#### EXERCISE DESCRIPTION
Give a verbatim copy of the lines below, minus the pictures.

#### Data records

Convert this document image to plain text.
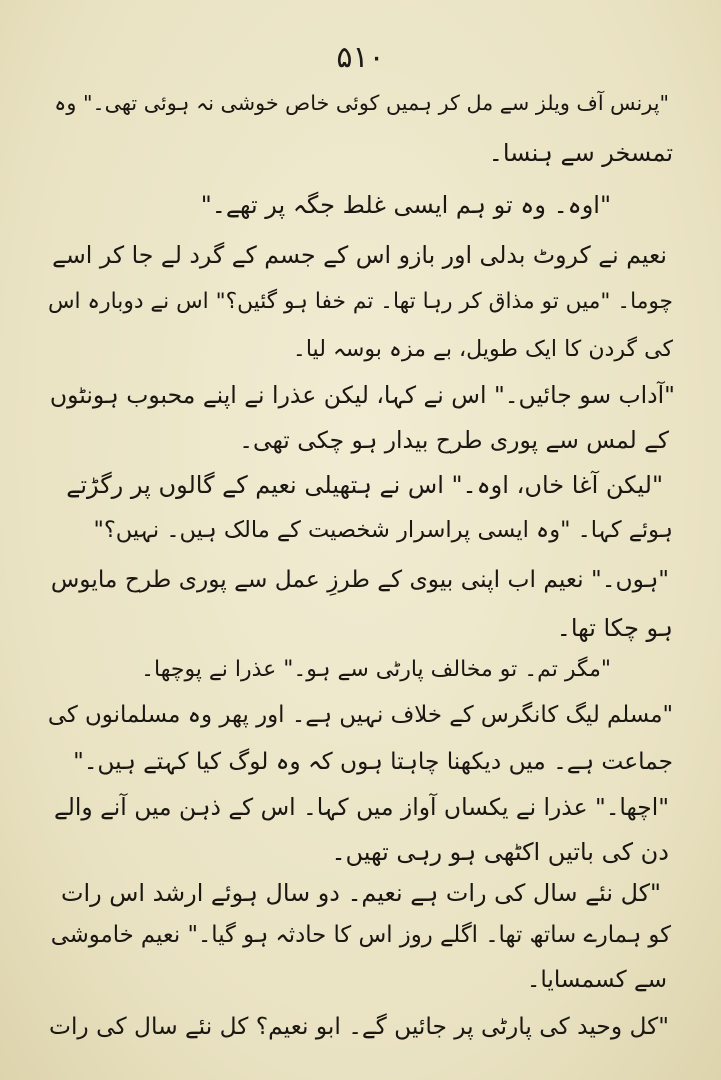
۵۱۰
"پرنس آف ویلز سے مل کر ہمیں کوئی خاص خوشی نہ ہوئی تھی۔" وہ
تمسخر سے ہنسا۔
"اوہ۔ وہ تو ہم ایسی غلط جگہ پر تھے۔"
نعیم نے کروٹ بدلی اور بازو اس کے جسم کے گرد لے جا کر اسے
چوما۔ "میں تو مذاق کر رہا تھا۔ تم خفا ہو گئیں؟" اس نے دوبارہ اس
کی گردن کا ایک طویل، بے مزہ بوسہ لیا۔
"آداب سو جائیں۔" اس نے کہا، لیکن عذرا نے اپنے محبوب ہونٹوں
کے لمس سے پوری طرح بیدار ہو چکی تھی۔
"لیکن آغا خاں، اوہ۔" اس نے ہتھیلی نعیم کے گالوں پر رگڑتے
ہوئے کہا۔ "وہ ایسی پراسرار شخصیت کے مالک ہیں۔ نہیں؟"
"ہوں۔" نعیم اب اپنی بیوی کے طرزِ عمل سے پوری طرح مایوس
ہو چکا تھا۔
"مگر تم۔ تو مخالف پارٹی سے ہو۔" عذرا نے پوچھا۔
"مسلم لیگ کانگرس کے خلاف نہیں ہے۔ اور پھر وہ مسلمانوں کی
جماعت ہے۔ میں دیکھنا چاہتا ہوں کہ وہ لوگ کیا کہتے ہیں۔"
"اچھا۔" عذرا نے یکساں آواز میں کہا۔ اس کے ذہن میں آنے والے
دن کی باتیں اکٹھی ہو رہی تھیں۔
"کل نئے سال کی رات ہے نعیم۔ دو سال ہوئے ارشد اس رات
کو ہمارے ساتھ تھا۔ اگلے روز اس کا حادثہ ہو گیا۔" نعیم خاموشی
سے کسمسایا۔
"کل وحید کی پارٹی پر جائیں گے۔ ابو نعیم؟ کل نئے سال کی رات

#### RESPONSE
Convert this document image to plain text.
۵۱۰
"پرنس آف ویلز سے مل کر ہمیں کوئی خاص خوشی نہ ہوئی تھی۔" وہ
تمسخر سے ہنسا۔
"اوہ۔ وہ تو ہم ایسی غلط جگہ پر تھے۔"
نعیم نے کروٹ بدلی اور بازو اس کے جسم کے گرد لے جا کر اسے
چوما۔ "میں تو مذاق کر رہا تھا۔ تم خفا ہو گئیں؟" اس نے دوبارہ اس
کی گردن کا ایک طویل، بے مزہ بوسہ لیا۔
"آداب سو جائیں۔" اس نے کہا، لیکن عذرا نے اپنے محبوب ہونٹوں
کے لمس سے پوری طرح بیدار ہو چکی تھی۔
"لیکن آغا خاں، اوہ۔" اس نے ہتھیلی نعیم کے گالوں پر رگڑتے
ہوئے کہا۔ "وہ ایسی پراسرار شخصیت کے مالک ہیں۔ نہیں؟"
"ہوں۔" نعیم اب اپنی بیوی کے طرزِ عمل سے پوری طرح مایوس
ہو چکا تھا۔
"مگر تم۔ تو مخالف پارٹی سے ہو۔" عذرا نے پوچھا۔
"مسلم لیگ کانگرس کے خلاف نہیں ہے۔ اور پھر وہ مسلمانوں کی
جماعت ہے۔ میں دیکھنا چاہتا ہوں کہ وہ لوگ کیا کہتے ہیں۔"
"اچھا۔" عذرا نے یکساں آواز میں کہا۔ اس کے ذہن میں آنے والے
دن کی باتیں اکٹھی ہو رہی تھیں۔
"کل نئے سال کی رات ہے نعیم۔ دو سال ہوئے ارشد اس رات
کو ہمارے ساتھ تھا۔ اگلے روز اس کا حادثہ ہو گیا۔" نعیم خاموشی
سے کسمسایا۔
"کل وحید کی پارٹی پر جائیں گے۔ ابو نعیم؟ کل نئے سال کی رات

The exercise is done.